EXERCISE INSTRUCTIONS:
Reproduce the listing that follows, unchanged and complete.

PROVIDED MATERIAL:

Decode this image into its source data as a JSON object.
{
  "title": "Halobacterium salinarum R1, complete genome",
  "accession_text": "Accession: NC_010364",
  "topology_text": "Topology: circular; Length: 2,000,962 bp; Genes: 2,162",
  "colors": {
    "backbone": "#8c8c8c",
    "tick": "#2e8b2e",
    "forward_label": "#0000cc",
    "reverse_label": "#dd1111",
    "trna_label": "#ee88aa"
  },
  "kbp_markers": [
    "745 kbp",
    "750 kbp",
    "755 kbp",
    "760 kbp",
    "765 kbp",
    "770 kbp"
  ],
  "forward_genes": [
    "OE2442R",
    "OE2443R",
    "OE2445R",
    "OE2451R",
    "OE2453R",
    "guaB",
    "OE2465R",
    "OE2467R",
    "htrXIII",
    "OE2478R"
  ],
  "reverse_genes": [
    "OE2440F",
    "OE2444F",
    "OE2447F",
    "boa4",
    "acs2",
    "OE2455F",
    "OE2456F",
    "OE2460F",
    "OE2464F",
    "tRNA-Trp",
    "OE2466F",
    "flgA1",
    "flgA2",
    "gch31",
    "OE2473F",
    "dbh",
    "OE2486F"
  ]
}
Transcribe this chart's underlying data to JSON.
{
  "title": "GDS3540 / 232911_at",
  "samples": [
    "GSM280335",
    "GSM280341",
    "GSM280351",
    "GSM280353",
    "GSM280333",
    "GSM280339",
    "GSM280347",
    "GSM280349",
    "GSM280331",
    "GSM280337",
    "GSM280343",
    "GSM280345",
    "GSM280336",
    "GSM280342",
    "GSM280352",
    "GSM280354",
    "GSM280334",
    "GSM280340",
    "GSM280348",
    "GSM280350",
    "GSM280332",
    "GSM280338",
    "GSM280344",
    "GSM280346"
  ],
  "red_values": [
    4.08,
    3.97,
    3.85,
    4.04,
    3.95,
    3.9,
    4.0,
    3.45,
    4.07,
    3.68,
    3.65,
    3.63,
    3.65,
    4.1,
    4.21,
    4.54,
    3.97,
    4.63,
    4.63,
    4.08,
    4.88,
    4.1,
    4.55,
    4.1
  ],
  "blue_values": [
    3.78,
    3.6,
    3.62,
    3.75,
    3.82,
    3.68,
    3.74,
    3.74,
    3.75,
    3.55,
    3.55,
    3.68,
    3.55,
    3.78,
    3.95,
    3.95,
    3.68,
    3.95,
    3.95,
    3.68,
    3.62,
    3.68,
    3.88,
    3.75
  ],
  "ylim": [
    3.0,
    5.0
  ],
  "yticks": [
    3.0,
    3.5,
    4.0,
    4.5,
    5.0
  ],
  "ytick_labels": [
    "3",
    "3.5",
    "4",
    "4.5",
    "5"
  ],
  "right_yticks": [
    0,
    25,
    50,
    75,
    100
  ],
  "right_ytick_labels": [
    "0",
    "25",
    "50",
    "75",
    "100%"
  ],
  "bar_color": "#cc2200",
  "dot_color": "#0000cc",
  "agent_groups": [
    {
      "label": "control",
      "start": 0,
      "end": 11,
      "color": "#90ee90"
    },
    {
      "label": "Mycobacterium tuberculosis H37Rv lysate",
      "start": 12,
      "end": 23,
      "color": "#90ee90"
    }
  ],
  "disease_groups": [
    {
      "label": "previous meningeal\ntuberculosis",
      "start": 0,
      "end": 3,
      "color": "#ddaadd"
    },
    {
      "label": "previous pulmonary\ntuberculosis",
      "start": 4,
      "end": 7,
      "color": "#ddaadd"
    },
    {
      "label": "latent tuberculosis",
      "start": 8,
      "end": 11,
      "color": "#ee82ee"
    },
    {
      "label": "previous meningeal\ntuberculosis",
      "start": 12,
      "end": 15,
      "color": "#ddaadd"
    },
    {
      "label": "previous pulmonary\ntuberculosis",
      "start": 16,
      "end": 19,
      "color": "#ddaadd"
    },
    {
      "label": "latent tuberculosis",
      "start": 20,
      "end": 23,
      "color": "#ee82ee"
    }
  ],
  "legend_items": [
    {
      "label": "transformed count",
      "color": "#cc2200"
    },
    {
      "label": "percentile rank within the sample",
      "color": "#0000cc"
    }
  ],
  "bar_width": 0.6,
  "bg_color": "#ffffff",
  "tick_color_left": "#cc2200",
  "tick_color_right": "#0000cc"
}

WRITTEN SOLUTION:
Decode this image into its source data as a JSON object.
{
  "title": "Halobacterium salinarum R1, complete genome",
  "accession_text": "Accession: NC_010364",
  "topology_text": "Topology: circular; Length: 2,000,962 bp; Genes: 2,162",
  "colors": {
    "backbone": "#8c8c8c",
    "tick": "#2e8b2e",
    "forward_label": "#0000cc",
    "reverse_label": "#dd1111",
    "trna_label": "#ee88aa"
  },
  "kbp_markers": [
    "745 kbp",
    "750 kbp",
    "755 kbp",
    "760 kbp",
    "765 kbp",
    "770 kbp"
  ],
  "forward_genes": [
    "OE2442R",
    "OE2443R",
    "OE2445R",
    "OE2451R",
    "OE2453R",
    "guaB",
    "OE2465R",
    "OE2467R",
    "htrXIII",
    "OE2478R"
  ],
  "reverse_genes": [
    "OE2440F",
    "OE2444F",
    "OE2447F",
    "boa4",
    "acs2",
    "OE2455F",
    "OE2456F",
    "OE2460F",
    "OE2464F",
    "tRNA-Trp",
    "OE2466F",
    "flgA1",
    "flgA2",
    "gch31",
    "OE2473F",
    "dbh",
    "OE2486F"
  ]
}
Transcribe this chart's underlying data to JSON.
{
  "title": "GDS3540 / 232911_at",
  "samples": [
    "GSM280335",
    "GSM280341",
    "GSM280351",
    "GSM280353",
    "GSM280333",
    "GSM280339",
    "GSM280347",
    "GSM280349",
    "GSM280331",
    "GSM280337",
    "GSM280343",
    "GSM280345",
    "GSM280336",
    "GSM280342",
    "GSM280352",
    "GSM280354",
    "GSM280334",
    "GSM280340",
    "GSM280348",
    "GSM280350",
    "GSM280332",
    "GSM280338",
    "GSM280344",
    "GSM280346"
  ],
  "red_values": [
    4.08,
    3.97,
    3.85,
    4.04,
    3.95,
    3.9,
    4.0,
    3.45,
    4.07,
    3.68,
    3.65,
    3.63,
    3.65,
    4.1,
    4.21,
    4.54,
    3.97,
    4.63,
    4.63,
    4.08,
    4.88,
    4.1,
    4.55,
    4.1
  ],
  "blue_values": [
    3.78,
    3.6,
    3.62,
    3.75,
    3.82,
    3.68,
    3.74,
    3.74,
    3.75,
    3.55,
    3.55,
    3.68,
    3.55,
    3.78,
    3.95,
    3.95,
    3.68,
    3.95,
    3.95,
    3.68,
    3.62,
    3.68,
    3.88,
    3.75
  ],
  "ylim": [
    3.0,
    5.0
  ],
  "yticks": [
    3.0,
    3.5,
    4.0,
    4.5,
    5.0
  ],
  "ytick_labels": [
    "3",
    "3.5",
    "4",
    "4.5",
    "5"
  ],
  "right_yticks": [
    0,
    25,
    50,
    75,
    100
  ],
  "right_ytick_labels": [
    "0",
    "25",
    "50",
    "75",
    "100%"
  ],
  "bar_color": "#cc2200",
  "dot_color": "#0000cc",
  "agent_groups": [
    {
      "label": "control",
      "start": 0,
      "end": 11,
      "color": "#90ee90"
    },
    {
      "label": "Mycobacterium tuberculosis H37Rv lysate",
      "start": 12,
      "end": 23,
      "color": "#90ee90"
    }
  ],
  "disease_groups": [
    {
      "label": "previous meningeal\ntuberculosis",
      "start": 0,
      "end": 3,
      "color": "#ddaadd"
    },
    {
      "label": "previous pulmonary\ntuberculosis",
      "start": 4,
      "end": 7,
      "color": "#ddaadd"
    },
    {
      "label": "latent tuberculosis",
      "start": 8,
      "end": 11,
      "color": "#ee82ee"
    },
    {
      "label": "previous meningeal\ntuberculosis",
      "start": 12,
      "end": 15,
      "color": "#ddaadd"
    },
    {
      "label": "previous pulmonary\ntuberculosis",
      "start": 16,
      "end": 19,
      "color": "#ddaadd"
    },
    {
      "label": "latent tuberculosis",
      "start": 20,
      "end": 23,
      "color": "#ee82ee"
    }
  ],
  "legend_items": [
    {
      "label": "transformed count",
      "color": "#cc2200"
    },
    {
      "label": "percentile rank within the sample",
      "color": "#0000cc"
    }
  ],
  "bar_width": 0.6,
  "bg_color": "#ffffff",
  "tick_color_left": "#cc2200",
  "tick_color_right": "#0000cc"
}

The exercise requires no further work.